(GIVEN PROBLEM) Look through the data below and return each line where "this" appears.

(DATA FOR PROCESSING)

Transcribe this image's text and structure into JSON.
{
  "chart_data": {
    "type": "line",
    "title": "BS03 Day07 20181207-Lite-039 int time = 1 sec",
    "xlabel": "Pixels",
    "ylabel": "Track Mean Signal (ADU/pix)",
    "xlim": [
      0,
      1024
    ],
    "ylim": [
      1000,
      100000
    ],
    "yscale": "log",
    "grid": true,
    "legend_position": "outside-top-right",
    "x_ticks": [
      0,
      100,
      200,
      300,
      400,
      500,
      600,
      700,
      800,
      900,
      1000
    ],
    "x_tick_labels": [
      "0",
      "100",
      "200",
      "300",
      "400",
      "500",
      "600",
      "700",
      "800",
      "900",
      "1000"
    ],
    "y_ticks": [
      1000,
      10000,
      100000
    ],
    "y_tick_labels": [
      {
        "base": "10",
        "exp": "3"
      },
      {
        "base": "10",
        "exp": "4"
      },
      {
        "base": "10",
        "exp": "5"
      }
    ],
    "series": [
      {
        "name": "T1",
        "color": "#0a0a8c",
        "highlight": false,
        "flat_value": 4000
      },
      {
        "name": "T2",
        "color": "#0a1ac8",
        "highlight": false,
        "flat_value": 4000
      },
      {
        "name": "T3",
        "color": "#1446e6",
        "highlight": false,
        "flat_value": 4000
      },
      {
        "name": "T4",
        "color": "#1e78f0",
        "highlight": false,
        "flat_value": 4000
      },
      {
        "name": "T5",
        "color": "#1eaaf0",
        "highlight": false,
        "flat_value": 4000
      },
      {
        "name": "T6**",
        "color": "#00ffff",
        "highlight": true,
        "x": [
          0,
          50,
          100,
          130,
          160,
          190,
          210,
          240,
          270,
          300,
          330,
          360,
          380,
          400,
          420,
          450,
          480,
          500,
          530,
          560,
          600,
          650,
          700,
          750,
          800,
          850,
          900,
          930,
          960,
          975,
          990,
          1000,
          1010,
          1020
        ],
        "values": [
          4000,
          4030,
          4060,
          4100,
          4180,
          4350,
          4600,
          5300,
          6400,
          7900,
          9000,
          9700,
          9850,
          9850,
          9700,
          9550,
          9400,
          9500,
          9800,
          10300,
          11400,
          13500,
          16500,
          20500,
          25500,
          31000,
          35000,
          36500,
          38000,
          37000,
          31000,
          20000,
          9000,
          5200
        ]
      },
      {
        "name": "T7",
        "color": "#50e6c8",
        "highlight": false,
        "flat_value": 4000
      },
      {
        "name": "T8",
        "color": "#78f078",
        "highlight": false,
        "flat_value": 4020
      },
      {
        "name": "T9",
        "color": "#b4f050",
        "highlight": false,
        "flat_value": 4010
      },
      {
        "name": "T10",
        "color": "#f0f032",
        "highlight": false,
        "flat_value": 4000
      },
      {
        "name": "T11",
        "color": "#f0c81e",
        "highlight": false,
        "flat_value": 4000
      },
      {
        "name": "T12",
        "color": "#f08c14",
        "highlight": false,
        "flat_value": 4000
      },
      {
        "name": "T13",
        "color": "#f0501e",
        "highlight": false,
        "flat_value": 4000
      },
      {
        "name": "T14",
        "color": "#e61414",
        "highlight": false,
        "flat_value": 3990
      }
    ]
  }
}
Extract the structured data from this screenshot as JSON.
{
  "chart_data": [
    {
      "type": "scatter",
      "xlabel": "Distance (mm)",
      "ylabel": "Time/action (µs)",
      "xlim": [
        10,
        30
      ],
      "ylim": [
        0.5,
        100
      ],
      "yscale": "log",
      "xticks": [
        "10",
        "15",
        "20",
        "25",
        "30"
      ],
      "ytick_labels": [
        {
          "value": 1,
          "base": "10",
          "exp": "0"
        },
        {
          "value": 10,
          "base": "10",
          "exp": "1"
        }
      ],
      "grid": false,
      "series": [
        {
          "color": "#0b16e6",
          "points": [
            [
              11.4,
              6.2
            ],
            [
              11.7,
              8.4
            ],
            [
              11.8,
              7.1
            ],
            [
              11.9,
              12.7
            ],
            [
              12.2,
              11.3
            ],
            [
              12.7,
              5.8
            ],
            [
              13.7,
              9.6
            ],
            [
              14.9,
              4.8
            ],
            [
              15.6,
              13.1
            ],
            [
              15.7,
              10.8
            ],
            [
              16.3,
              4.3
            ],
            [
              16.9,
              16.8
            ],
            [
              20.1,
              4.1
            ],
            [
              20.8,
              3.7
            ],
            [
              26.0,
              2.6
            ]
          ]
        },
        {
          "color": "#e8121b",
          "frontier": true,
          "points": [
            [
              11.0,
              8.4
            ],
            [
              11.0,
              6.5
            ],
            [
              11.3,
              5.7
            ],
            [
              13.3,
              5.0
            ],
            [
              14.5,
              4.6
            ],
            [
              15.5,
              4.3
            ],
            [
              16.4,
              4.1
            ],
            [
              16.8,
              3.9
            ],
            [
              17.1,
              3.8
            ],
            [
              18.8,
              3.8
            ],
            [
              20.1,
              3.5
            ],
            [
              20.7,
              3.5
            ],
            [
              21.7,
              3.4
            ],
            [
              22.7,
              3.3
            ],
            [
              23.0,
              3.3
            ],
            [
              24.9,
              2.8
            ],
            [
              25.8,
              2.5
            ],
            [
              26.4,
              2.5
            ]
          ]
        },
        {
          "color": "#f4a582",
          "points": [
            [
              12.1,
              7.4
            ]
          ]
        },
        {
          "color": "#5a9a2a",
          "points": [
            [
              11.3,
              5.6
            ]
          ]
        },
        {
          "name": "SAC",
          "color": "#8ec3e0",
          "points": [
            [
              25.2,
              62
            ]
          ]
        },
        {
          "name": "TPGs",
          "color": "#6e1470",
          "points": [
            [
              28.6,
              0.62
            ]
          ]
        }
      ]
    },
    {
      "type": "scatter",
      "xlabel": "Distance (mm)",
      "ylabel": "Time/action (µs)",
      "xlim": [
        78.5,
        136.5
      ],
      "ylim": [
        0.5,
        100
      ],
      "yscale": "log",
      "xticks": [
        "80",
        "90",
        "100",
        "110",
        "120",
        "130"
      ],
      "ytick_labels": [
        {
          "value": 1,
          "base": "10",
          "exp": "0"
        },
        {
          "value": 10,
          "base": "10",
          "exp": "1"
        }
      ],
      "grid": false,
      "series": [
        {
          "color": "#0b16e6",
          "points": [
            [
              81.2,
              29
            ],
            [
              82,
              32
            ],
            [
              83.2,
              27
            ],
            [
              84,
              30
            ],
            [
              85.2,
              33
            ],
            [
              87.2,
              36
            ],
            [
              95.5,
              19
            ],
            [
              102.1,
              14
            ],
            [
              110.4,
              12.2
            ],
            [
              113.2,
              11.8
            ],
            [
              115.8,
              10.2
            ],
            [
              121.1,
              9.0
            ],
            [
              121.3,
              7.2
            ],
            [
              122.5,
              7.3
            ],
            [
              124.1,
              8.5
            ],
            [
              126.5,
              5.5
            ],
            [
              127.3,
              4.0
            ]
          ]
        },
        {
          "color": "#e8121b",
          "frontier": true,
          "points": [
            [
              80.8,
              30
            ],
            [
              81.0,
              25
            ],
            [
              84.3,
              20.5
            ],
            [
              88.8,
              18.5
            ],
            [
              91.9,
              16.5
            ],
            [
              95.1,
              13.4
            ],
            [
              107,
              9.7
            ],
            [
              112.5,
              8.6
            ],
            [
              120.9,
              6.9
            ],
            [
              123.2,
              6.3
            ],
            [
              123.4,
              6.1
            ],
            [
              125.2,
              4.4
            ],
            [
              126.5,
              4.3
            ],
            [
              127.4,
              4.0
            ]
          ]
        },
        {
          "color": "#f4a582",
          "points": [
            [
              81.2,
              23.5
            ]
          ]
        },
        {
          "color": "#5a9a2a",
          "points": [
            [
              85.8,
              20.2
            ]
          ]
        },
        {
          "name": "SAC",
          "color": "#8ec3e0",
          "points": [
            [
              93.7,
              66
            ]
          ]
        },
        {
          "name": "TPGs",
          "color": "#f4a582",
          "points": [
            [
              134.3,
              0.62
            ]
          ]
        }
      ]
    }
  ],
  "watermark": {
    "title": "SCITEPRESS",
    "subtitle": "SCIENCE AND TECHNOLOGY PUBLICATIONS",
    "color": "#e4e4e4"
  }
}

(THE RESULT)
Transcribe this image's text and structure into JSON.
Extract the structured data from this screenshot as JSON.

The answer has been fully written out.